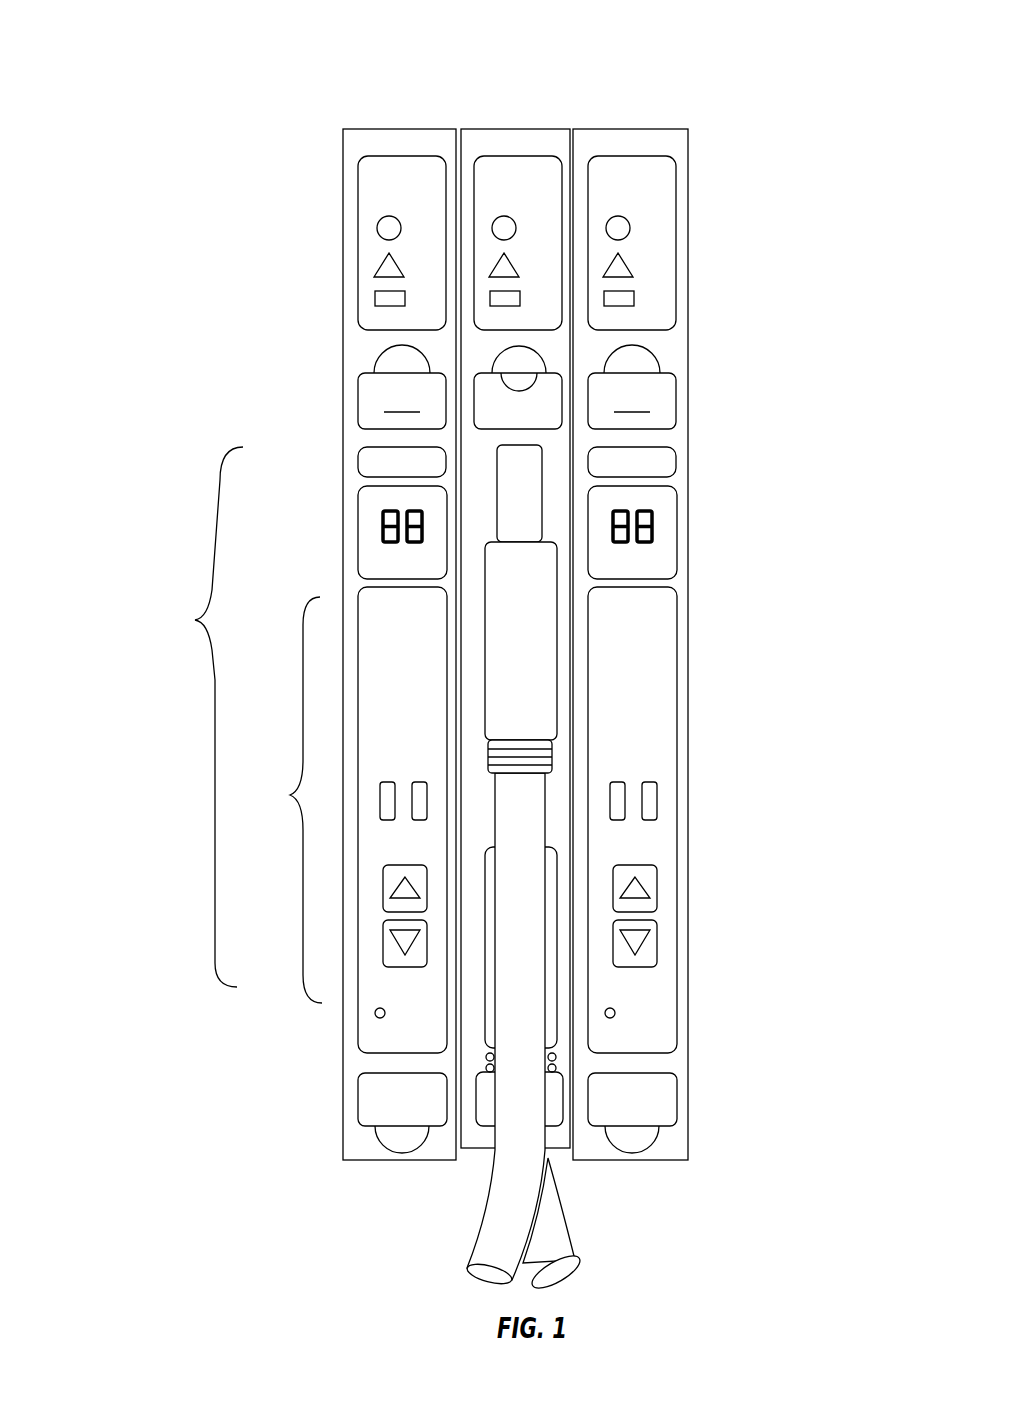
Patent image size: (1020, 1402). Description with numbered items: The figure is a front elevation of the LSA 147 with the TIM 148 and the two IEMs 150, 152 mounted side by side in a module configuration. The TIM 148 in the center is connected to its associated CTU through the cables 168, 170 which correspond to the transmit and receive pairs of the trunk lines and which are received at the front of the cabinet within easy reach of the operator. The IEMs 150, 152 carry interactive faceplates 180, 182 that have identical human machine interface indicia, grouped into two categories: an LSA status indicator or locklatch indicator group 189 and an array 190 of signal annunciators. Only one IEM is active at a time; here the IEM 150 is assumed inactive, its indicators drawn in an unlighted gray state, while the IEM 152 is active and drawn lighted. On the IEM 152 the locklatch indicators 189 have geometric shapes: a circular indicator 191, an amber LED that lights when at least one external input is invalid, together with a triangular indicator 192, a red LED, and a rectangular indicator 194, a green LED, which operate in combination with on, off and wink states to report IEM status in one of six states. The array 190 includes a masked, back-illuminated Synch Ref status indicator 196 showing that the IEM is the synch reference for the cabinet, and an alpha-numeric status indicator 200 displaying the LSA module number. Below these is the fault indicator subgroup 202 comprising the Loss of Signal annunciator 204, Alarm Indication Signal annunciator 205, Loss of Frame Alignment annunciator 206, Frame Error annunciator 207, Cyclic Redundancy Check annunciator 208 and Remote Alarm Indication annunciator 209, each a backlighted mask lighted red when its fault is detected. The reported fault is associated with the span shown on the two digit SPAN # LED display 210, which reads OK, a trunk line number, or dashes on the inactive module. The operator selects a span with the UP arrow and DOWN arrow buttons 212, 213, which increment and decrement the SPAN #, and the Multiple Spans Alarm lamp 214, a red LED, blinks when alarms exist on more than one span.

The LSA 147 is at (647, 67).
The TIM 148 is at (548, 128).
The IEM 150 is at (403, 128).
The IEM 152 is at (648, 128).
The cable 168 is at (503, 1209).
The cable 170 is at (547, 1225).
The faceplate 180 is at (402, 387).
The faceplate 182 is at (632, 387).
The LSA status indicator 189 is at (322, 232).
The array of signal annunciators 190 is at (195, 620).
The circular indicator 191 is at (630, 222).
The triangular indicator 192 is at (632, 265).
The rectangular indicator 194 is at (634, 295).
The status indicator 196 is at (680, 462).
The status indicator 200 is at (682, 501).
The fault indicator subgroup 202 is at (288, 793).
The Loss of Signal annunciator 204 is at (664, 628).
The Alarm Indication Signal annunciator 205 is at (664, 653).
The Loss of Frame Alignment annunciator 206 is at (664, 675).
The Frame Error annunciator 207 is at (664, 696).
The Cyclic Redundancy Check annunciator 208 is at (664, 717).
The Remote Alarm Indication annunciator 209 is at (666, 742).
The SPAN # display 210 is at (664, 798).
The UP arrow button 212 is at (664, 887).
The DOWN arrow button 213 is at (664, 945).
The Multiple Spans Alarm lamp 214 is at (676, 1016).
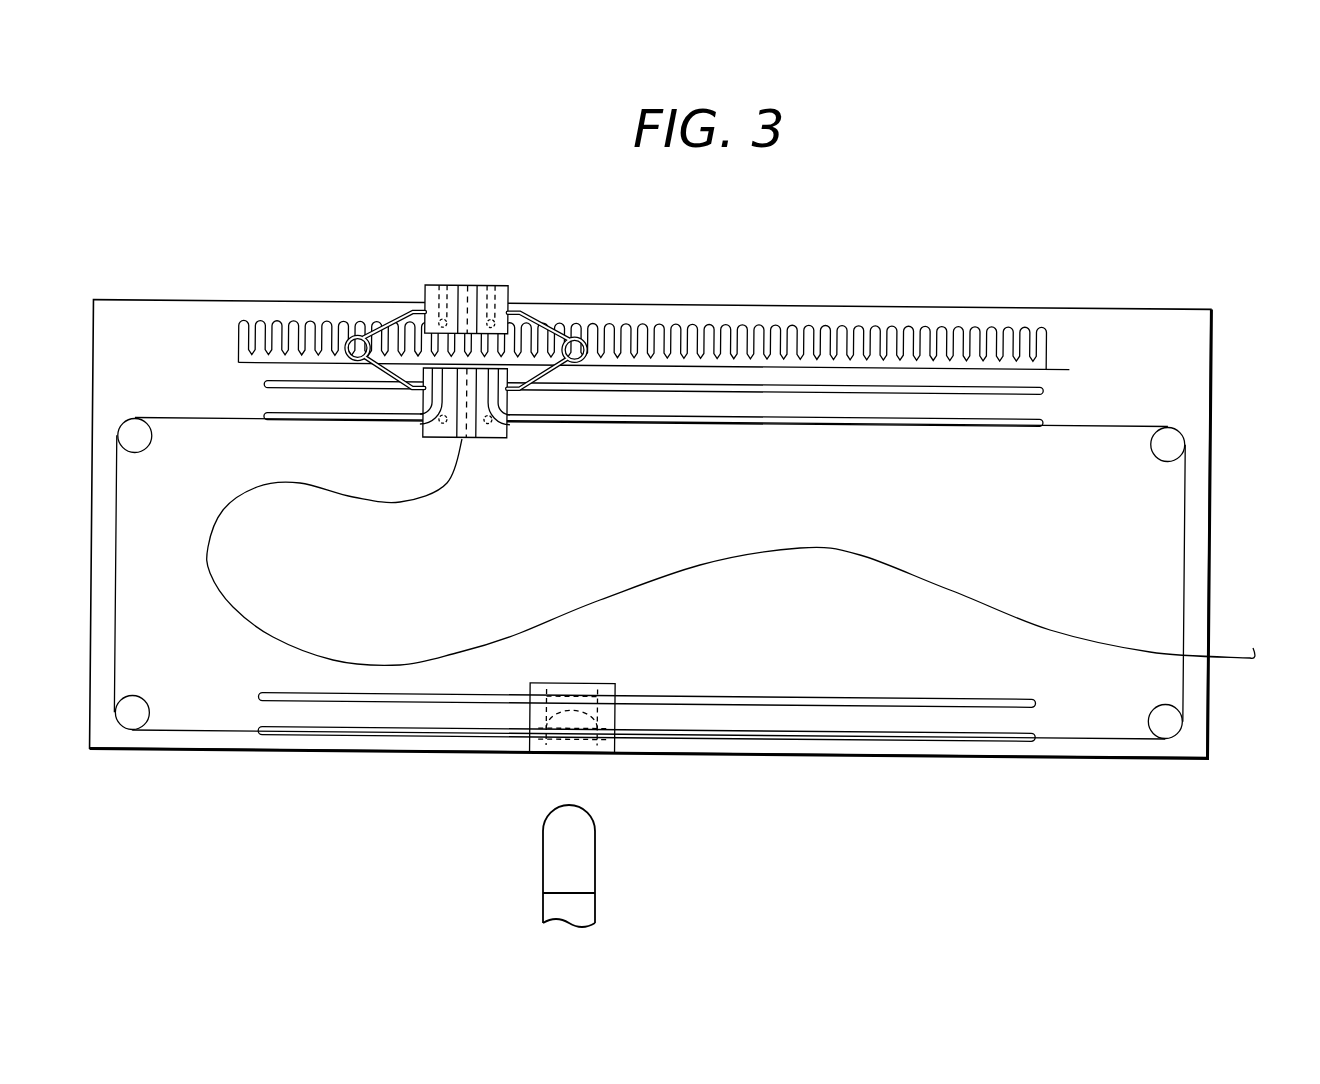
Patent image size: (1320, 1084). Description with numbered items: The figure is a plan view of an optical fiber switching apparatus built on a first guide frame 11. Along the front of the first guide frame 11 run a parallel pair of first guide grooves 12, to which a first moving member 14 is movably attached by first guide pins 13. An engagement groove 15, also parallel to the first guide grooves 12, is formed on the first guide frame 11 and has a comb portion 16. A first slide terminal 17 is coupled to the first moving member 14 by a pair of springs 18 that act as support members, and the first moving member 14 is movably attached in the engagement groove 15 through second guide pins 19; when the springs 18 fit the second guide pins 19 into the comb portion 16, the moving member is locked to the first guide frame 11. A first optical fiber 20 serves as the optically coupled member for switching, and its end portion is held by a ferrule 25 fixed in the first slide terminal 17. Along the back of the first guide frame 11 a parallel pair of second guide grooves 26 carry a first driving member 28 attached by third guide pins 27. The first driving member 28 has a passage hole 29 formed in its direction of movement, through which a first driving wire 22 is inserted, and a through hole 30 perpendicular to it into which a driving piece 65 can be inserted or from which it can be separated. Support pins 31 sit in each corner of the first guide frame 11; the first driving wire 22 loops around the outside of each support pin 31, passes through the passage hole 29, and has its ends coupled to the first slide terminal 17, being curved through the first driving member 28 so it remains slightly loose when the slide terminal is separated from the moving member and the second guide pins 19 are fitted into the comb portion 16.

The first guide frame 11 is at (1116, 318).
The first guide grooves 12 is at (887, 386).
The first guide pins 13 is at (426, 443).
The first moving member 14 is at (485, 440).
The engagement groove 15 is at (645, 325).
The comb portion 16 is at (722, 332).
The first slide terminal 17 is at (508, 300).
The springs 18 is at (392, 302).
The second guide pins 19 is at (440, 297).
The first optical fiber 20 is at (952, 592).
The first driving wire 22 is at (1126, 426).
The ferrule 25 is at (463, 287).
The second guide grooves 26 is at (852, 705).
The third guide pins 27 is at (558, 684).
The first driving member 28 is at (530, 710).
The passage hole 29 is at (620, 722).
The through hole 30 is at (548, 684).
The support pins 31 is at (138, 432).
The driving piece 65 is at (592, 855).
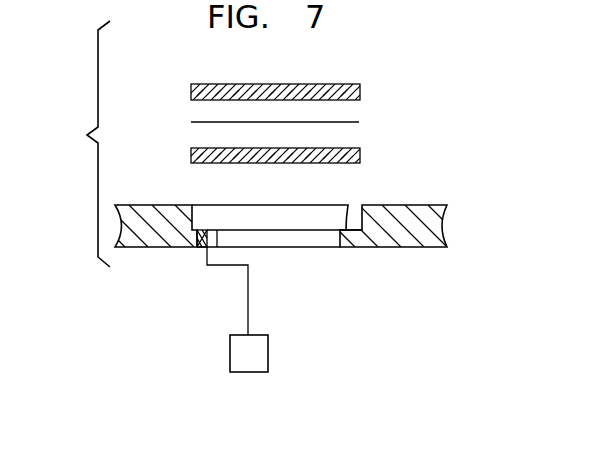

- - -

- _Task directions_: Rewrite all of the lines above as a numbered list, skipping blank lines and leaving out the pictures.

- _Output for this task_:
1. Patent image size: (1020, 1402). Description with numbered items: The figure is a front elevation of the LSA 147 with the TIM 148 and the two IEMs 150, 152 mounted side by side in a module configuration. The TIM 148 in the center is connected to its associated CTU through the cables 168, 170 which correspond to the transmit and receive pairs of the trunk lines and which are received at the front of the cabinet within easy reach of the operator. The IEMs 150, 152 carry interactive faceplates 180, 182 that have identical human machine interface indicia, grouped into two categories: an LSA status indicator or locklatch indicator group 189 and an array 190 of signal annunciators. Only one IEM is active at a time; here the IEM 150 is assumed inactive, its indicators drawn in an unlighted gray state, while the IEM 152 is active and drawn lighted. On the IEM 152 the locklatch indicators 189 have geometric shapes: a circular indicator 191, an amber LED that lights when at least one external input is invalid, together with a triangular indicator 192, a red LED, and a rectangular indicator 194, a green LED, which operate in combination with on, off and wink states to report IEM status in one of six states. The array 190 includes a masked, back-illuminated Synch Ref status indicator 196 showing that the IEM is the synch reference for the cabinet, and an alpha-numeric status indicator 200 displaying the LSA module number. Below these is the fault indicator subgroup 202 comprising the Loss of Signal annunciator 204, Alarm Indication Signal annunciator 205, Loss of Frame Alignment annunciator 206, Frame Error annunciator 207, Cyclic Redundancy Check annunciator 208 and Remote Alarm Indication annunciator 209, each a backlighted mask lighted red when its fault is detected. The reported fault is associated with the span shown on the two digit SPAN # LED display 210, which reads OK, a trunk line number, or dashes on the inactive module. The operator selects a span with the UP arrow and DOWN arrow buttons 212, 213, which increment and decrement the SPAN #, and the Multiple Spans Alarm lamp 214, a red LED, blinks when alarms exist on more than one span.
2. The LSA 147 is at (647, 67).
3. The TIM 148 is at (548, 128).
4. The IEM 150 is at (403, 128).
5. The IEM 152 is at (648, 128).
6. The cable 168 is at (503, 1209).
7. The cable 170 is at (547, 1225).
8. The faceplate 180 is at (402, 387).
9. The faceplate 182 is at (632, 387).
10. The LSA status indicator 189 is at (322, 232).
11. The array of signal annunciators 190 is at (195, 620).
12. The circular indicator 191 is at (630, 222).
13. The triangular indicator 192 is at (632, 265).
14. The rectangular indicator 194 is at (634, 295).
15. The status indicator 196 is at (680, 462).
16. The status indicator 200 is at (682, 501).
17. The fault indicator subgroup 202 is at (288, 793).
18. The Loss of Signal annunciator 204 is at (664, 628).
19. The Alarm Indication Signal annunciator 205 is at (664, 653).
20. The Loss of Frame Alignment annunciator 206 is at (664, 675).
21. The Frame Error annunciator 207 is at (664, 696).
22. The Cyclic Redundancy Check annunciator 208 is at (664, 717).
23. The Remote Alarm Indication annunciator 209 is at (666, 742).
24. The SPAN # display 210 is at (664, 798).
25. The UP arrow button 212 is at (664, 887).
26. The DOWN arrow button 213 is at (664, 945).
27. The Multiple Spans Alarm lamp 214 is at (676, 1016).
28. Patent image size: (1320, 1084). Description with numbered items: The figure is a plan view of an optical fiber switching apparatus built on a first guide frame 11. Along the front of the first guide frame 11 run a parallel pair of first guide grooves 12, to which a first moving member 14 is movably attached by first guide pins 13. An engagement groove 15, also parallel to the first guide grooves 12, is formed on the first guide frame 11 and has a comb portion 16. A first slide terminal 17 is coupled to the first moving member 14 by a pair of springs 18 that act as support members, and the first moving member 14 is movably attached in the engagement groove 15 through second guide pins 19; when the springs 18 fit the second guide pins 19 into the comb portion 16, the moving member is locked to the first guide frame 11. A first optical fiber 20 serves as the optically coupled member for switching, and its end portion is held by a ferrule 25 fixed in the first slide terminal 17. Along the back of the first guide frame 11 a parallel pair of second guide grooves 26 carry a first driving member 28 attached by third guide pins 27. The first driving member 28 has a passage hole 29 formed in its direction of movement, through which a first driving wire 22 is inserted, and a through hole 30 perpendicular to it into which a driving piece 65 can be inserted or from which it can be separated. Support pins 31 sit in each corner of the first guide frame 11; the first driving wire 22 loops around the outside of each support pin 31, passes through the passage hole 29, and has its ends coupled to the first slide terminal 17, being curved through the first driving member 28 so it remains slightly loose when the slide terminal is separated from the moving member and the second guide pins 19 are fitted into the comb portion 16.
29. The first guide frame 11 is at (1116, 318).
30. The first guide grooves 12 is at (887, 386).
31. The first guide pins 13 is at (426, 443).
32. The first moving member 14 is at (485, 440).
33. The engagement groove 15 is at (645, 325).
34. The comb portion 16 is at (722, 332).
35. The first slide terminal 17 is at (508, 300).
36. The springs 18 is at (392, 302).
37. The second guide pins 19 is at (440, 297).
38. The first optical fiber 20 is at (952, 592).
39. The first driving wire 22 is at (1126, 426).
40. The ferrule 25 is at (463, 287).
41. The second guide grooves 26 is at (852, 705).
42. The third guide pins 27 is at (558, 684).
43. The first driving member 28 is at (530, 710).
44. The passage hole 29 is at (620, 722).
45. The through hole 30 is at (548, 684).
46. The support pins 31 is at (138, 432).
47. The driving piece 65 is at (592, 855).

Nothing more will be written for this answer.